##### Data section

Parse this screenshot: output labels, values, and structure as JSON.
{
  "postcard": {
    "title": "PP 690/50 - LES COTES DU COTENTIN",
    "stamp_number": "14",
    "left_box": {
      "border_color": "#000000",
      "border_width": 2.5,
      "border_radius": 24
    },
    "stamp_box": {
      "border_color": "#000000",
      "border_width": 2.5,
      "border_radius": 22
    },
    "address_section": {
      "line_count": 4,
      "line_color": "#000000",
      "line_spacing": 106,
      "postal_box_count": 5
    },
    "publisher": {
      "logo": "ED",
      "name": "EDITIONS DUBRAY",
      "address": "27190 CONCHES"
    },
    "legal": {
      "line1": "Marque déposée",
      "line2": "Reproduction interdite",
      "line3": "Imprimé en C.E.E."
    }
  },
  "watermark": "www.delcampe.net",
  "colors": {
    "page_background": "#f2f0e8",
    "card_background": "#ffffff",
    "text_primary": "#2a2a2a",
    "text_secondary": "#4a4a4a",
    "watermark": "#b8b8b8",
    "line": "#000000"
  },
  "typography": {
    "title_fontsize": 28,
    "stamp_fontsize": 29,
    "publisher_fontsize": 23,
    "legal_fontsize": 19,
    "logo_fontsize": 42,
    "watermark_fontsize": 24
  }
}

##########
##### Data section

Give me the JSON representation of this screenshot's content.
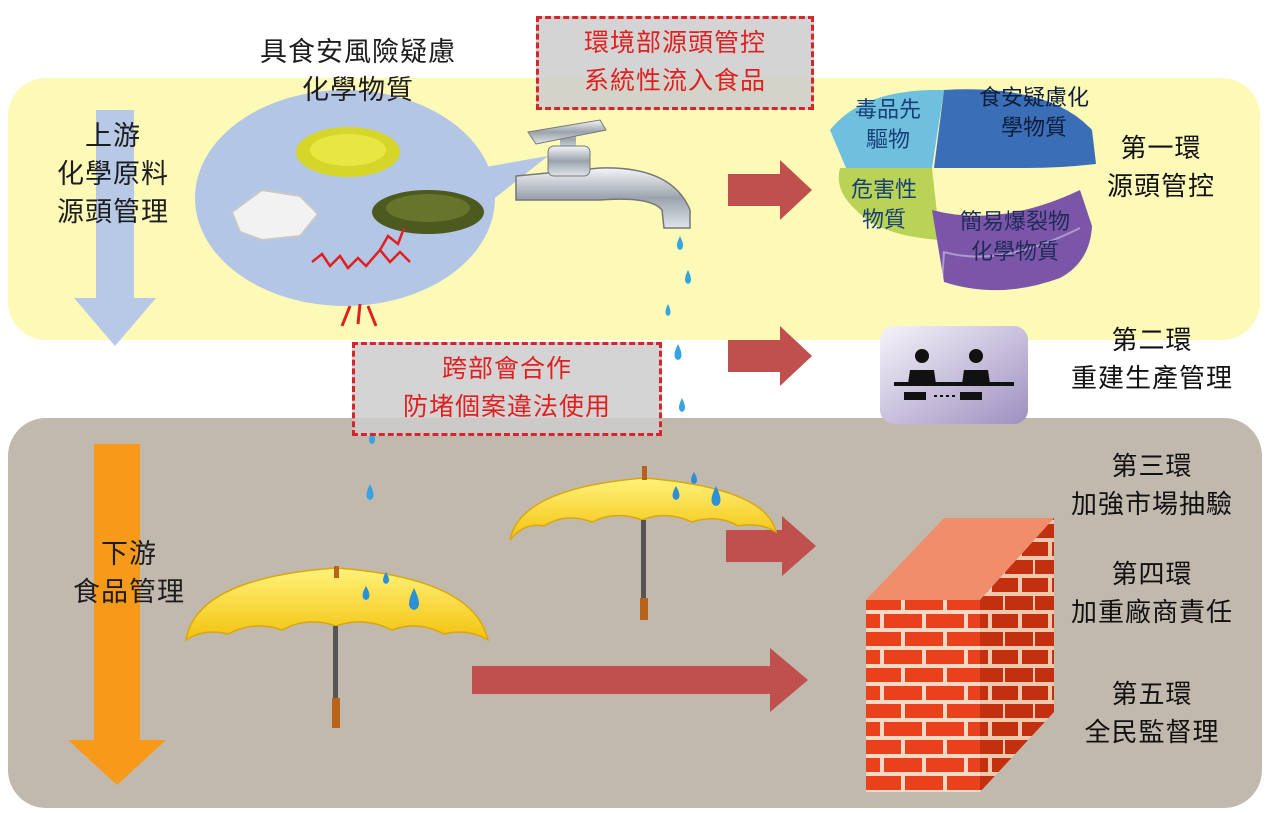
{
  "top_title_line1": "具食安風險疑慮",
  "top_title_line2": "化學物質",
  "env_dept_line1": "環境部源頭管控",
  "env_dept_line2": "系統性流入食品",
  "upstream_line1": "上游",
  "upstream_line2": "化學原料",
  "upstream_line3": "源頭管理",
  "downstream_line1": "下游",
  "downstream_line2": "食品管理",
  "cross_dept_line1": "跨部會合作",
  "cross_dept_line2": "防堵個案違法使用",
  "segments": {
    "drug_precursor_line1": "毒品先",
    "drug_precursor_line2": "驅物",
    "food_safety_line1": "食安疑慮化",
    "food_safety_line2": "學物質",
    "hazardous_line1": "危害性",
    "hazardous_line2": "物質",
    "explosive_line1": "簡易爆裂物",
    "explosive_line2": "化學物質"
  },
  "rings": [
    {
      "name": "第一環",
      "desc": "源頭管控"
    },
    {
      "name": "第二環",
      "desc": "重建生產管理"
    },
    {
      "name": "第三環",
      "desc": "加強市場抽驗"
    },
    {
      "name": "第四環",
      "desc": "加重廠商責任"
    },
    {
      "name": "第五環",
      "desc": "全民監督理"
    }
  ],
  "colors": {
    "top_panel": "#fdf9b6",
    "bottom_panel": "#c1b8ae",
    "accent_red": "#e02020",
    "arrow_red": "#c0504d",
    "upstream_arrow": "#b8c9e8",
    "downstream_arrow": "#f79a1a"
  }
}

##########

Copy out every line of the material above that mentions the word "this".

Parse this screenshot: output labels, values, and structure as JSON.
Give me the JSON representation of this screenshot's content.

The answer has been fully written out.